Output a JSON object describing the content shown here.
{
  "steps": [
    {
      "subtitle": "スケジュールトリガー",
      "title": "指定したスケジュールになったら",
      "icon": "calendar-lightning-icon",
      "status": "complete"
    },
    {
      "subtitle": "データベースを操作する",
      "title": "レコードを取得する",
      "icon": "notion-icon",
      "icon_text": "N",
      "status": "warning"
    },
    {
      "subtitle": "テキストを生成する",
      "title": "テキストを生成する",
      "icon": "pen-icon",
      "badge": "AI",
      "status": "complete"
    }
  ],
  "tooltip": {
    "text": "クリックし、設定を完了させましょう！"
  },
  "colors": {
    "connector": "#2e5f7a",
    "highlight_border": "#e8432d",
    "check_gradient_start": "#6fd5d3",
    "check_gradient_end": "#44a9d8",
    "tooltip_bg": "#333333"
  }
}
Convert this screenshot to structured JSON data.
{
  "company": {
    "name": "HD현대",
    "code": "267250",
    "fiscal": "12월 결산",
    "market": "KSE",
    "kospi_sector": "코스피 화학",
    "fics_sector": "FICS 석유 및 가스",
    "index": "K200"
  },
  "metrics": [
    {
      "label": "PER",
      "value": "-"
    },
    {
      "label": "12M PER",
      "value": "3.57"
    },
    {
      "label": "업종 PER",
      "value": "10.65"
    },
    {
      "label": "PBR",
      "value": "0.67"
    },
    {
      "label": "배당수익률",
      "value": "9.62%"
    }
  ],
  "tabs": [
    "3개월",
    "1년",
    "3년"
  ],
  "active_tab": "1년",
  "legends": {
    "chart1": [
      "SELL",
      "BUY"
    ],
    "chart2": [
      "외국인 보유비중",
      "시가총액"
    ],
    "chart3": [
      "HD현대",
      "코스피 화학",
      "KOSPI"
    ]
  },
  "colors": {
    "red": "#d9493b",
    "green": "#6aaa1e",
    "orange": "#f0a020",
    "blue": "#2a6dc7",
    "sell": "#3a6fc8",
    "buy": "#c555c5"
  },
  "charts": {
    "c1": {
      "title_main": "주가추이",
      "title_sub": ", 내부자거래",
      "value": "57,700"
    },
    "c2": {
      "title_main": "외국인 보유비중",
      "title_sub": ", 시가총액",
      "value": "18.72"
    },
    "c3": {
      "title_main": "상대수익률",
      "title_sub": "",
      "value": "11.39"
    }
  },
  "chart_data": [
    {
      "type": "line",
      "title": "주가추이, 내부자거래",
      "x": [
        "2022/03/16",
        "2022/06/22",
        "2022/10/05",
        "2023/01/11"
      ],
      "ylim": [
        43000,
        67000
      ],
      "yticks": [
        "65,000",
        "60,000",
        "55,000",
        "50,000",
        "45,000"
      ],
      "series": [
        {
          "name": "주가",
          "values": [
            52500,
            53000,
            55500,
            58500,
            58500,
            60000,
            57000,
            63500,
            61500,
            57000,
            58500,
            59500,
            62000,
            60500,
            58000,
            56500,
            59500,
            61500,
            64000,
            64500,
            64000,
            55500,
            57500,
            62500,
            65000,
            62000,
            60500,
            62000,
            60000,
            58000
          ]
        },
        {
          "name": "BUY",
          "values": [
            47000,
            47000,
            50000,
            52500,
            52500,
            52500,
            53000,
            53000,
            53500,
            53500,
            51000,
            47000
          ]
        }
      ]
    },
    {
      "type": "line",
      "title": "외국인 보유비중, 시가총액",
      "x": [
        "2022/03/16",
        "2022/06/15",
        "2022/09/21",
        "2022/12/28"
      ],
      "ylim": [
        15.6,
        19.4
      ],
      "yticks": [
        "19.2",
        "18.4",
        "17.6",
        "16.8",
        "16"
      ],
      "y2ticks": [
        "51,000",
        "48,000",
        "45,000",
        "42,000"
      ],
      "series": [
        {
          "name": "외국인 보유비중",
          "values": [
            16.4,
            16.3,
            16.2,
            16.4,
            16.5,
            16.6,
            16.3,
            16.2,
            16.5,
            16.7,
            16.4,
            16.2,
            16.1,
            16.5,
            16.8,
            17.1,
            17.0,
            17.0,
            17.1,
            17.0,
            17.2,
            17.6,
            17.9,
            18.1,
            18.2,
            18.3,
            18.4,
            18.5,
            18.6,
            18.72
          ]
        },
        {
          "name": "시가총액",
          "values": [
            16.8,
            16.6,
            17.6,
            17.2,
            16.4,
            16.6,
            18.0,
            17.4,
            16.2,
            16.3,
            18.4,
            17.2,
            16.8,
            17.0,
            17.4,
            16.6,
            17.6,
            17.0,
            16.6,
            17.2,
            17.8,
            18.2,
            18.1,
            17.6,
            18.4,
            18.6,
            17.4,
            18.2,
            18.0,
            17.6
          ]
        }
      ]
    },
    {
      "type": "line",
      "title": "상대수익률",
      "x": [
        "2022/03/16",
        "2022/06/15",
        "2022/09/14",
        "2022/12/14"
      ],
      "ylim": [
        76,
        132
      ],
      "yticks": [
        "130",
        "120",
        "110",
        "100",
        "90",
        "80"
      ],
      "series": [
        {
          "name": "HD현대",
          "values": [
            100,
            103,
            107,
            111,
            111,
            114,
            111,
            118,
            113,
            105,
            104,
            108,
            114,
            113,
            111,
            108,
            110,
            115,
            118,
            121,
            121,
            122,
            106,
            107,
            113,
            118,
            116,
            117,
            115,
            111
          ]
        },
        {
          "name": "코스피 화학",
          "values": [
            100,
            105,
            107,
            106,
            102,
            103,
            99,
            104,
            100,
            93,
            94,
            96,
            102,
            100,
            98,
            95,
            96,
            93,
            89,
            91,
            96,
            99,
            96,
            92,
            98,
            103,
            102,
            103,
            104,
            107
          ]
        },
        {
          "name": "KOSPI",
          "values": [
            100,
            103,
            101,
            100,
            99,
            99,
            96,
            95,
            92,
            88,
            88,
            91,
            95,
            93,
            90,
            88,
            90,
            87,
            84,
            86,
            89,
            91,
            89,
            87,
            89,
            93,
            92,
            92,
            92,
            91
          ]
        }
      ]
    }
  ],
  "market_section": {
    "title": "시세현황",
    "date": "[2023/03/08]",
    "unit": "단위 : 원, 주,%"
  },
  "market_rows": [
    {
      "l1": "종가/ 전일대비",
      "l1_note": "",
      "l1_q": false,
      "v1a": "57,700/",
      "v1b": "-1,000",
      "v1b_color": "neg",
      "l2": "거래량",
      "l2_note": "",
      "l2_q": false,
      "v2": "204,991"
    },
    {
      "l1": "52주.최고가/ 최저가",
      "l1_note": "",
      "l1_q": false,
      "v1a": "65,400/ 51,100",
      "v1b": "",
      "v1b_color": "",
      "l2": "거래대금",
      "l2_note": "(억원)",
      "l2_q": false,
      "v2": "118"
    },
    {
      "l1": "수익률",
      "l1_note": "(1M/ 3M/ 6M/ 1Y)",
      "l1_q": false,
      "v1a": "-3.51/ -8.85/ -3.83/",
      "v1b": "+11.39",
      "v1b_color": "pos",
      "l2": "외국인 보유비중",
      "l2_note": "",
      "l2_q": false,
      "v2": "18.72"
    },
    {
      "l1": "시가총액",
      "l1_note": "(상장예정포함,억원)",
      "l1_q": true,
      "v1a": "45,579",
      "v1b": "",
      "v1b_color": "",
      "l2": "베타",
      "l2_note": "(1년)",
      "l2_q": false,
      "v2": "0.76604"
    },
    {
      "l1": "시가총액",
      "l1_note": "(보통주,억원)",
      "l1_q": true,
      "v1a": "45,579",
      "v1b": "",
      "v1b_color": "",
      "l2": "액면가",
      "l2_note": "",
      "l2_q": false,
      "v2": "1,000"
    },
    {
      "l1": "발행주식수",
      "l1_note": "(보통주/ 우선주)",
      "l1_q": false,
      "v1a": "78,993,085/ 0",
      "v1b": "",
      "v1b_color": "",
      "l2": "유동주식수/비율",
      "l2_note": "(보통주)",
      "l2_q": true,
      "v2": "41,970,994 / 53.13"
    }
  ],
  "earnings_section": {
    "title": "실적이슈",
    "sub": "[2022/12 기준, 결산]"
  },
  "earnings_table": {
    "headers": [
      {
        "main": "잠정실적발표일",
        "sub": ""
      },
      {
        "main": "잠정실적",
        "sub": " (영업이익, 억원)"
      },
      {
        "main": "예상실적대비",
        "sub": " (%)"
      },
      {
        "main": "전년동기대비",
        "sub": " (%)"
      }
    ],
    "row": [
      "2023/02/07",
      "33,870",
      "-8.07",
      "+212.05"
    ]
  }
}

================

**Problem description**
List each line of the records that holds the string "보유비중".

**Finished answer**
      "외국인 보유비중",
      "title_main": "외국인 보유비중",
      "title": "외국인 보유비중, 시가총액",
          "name": "외국인 보유비중",
      "l2": "외국인 보유비중",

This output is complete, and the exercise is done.